▶ What to produce
Below are some records. Pull every line that contains the word "this".

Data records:
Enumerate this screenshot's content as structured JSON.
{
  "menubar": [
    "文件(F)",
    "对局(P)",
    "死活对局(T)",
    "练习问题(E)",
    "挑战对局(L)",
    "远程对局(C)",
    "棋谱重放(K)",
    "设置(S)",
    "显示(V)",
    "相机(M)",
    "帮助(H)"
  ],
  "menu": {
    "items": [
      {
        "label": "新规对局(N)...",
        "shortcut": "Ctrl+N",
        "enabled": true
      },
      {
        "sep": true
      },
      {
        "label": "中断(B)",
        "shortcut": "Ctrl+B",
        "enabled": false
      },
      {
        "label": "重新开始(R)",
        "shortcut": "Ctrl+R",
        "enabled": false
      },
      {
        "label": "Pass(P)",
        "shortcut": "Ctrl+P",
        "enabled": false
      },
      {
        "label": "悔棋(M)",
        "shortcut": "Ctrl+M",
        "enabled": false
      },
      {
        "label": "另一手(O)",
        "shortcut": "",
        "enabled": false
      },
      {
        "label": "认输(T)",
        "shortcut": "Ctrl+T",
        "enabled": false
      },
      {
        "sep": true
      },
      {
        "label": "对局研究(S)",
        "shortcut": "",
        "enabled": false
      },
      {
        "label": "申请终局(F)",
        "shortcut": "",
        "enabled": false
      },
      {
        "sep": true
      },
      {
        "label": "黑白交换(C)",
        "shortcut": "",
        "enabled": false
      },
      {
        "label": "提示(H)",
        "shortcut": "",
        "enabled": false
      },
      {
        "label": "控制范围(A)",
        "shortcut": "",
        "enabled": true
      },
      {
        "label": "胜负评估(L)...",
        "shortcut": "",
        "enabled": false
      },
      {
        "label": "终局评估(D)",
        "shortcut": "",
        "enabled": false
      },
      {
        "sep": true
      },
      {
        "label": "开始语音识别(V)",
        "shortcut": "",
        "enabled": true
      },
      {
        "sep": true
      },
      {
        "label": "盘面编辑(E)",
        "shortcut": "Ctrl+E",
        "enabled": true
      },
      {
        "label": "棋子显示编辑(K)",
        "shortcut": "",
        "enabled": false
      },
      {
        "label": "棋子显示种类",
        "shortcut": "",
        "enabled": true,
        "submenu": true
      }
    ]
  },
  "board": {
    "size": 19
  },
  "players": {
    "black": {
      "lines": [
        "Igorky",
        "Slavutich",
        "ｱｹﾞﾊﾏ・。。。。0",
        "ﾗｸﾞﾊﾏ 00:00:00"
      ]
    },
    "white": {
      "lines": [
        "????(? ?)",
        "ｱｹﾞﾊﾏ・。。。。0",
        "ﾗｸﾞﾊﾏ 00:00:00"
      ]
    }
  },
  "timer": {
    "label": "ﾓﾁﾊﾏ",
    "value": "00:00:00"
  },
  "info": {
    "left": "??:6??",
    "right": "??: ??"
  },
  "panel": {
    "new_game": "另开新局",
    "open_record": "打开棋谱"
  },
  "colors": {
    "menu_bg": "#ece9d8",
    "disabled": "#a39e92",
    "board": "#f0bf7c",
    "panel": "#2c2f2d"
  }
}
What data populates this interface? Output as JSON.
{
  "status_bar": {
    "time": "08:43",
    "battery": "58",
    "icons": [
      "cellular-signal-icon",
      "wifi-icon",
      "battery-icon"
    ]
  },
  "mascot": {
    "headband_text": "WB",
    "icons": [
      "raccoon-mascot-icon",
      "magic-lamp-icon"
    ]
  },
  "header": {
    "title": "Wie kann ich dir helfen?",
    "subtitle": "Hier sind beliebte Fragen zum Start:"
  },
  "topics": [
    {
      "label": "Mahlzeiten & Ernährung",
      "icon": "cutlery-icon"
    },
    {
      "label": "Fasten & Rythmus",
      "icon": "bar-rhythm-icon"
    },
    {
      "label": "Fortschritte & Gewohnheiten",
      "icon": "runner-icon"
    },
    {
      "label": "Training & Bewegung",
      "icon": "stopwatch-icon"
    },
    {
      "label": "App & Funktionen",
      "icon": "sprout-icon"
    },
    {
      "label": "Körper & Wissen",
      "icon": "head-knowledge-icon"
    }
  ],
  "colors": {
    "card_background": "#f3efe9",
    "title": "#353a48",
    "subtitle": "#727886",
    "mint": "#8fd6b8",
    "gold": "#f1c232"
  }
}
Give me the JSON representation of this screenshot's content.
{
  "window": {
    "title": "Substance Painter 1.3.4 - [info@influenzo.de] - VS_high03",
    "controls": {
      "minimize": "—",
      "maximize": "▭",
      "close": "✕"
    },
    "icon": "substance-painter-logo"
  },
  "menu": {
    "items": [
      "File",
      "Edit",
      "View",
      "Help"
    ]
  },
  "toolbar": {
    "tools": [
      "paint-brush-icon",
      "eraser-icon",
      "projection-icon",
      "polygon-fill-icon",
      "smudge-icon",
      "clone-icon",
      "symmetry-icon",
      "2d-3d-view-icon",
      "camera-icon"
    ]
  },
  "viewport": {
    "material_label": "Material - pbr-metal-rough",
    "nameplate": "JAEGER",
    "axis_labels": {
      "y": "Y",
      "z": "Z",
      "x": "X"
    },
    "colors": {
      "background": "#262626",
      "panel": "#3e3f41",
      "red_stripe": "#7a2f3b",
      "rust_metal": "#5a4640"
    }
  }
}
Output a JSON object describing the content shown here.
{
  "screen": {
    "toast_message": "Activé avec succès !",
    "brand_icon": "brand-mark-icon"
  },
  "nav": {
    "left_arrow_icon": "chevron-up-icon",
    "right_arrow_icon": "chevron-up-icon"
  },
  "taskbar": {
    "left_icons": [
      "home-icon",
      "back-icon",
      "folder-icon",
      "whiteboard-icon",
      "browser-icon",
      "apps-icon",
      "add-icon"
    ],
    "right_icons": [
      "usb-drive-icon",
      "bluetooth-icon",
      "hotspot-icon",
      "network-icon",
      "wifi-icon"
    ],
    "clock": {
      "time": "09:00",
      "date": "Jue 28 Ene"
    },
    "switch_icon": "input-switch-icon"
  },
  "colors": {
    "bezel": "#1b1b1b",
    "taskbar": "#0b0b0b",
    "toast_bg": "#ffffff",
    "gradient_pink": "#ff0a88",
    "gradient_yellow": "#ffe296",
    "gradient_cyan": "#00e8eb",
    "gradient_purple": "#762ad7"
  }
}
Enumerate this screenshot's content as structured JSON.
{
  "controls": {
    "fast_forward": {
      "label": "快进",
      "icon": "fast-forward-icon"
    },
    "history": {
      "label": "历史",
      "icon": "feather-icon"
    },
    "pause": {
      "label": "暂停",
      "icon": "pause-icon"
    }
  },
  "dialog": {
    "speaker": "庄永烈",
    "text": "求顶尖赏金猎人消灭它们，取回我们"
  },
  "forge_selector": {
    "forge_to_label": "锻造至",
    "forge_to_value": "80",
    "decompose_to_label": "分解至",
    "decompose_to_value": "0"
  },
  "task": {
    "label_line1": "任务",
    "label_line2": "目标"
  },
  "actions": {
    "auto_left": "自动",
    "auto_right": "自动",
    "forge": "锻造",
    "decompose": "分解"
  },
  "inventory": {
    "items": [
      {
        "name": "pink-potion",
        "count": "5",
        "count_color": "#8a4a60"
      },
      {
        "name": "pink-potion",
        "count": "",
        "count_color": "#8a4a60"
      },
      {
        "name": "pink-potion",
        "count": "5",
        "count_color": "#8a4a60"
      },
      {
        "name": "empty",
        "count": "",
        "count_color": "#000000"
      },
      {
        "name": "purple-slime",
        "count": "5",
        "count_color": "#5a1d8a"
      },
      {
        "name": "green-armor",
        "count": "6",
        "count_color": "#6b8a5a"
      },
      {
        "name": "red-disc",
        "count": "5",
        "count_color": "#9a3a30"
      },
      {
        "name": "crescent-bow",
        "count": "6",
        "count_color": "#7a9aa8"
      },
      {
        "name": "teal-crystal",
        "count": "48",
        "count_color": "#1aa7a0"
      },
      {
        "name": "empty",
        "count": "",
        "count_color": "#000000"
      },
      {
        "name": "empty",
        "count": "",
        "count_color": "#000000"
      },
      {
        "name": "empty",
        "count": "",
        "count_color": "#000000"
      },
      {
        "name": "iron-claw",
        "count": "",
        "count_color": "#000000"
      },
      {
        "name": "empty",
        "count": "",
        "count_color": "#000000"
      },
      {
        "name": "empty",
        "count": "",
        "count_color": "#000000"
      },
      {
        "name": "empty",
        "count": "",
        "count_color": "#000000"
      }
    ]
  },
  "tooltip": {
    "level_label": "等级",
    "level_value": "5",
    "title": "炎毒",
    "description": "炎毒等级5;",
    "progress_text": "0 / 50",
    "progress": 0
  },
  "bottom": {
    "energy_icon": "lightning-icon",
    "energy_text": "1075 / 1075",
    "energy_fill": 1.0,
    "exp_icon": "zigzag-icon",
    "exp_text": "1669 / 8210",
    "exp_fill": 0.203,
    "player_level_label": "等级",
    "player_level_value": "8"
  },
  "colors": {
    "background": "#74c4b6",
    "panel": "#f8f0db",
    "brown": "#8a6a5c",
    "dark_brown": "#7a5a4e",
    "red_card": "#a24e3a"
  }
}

▶ Finished answer
Enumerate this screenshot's content as structured JSON.
What data populates this interface? Output as JSON.
Give me the JSON representation of this screenshot's content.
Enumerate this screenshot's content as structured JSON.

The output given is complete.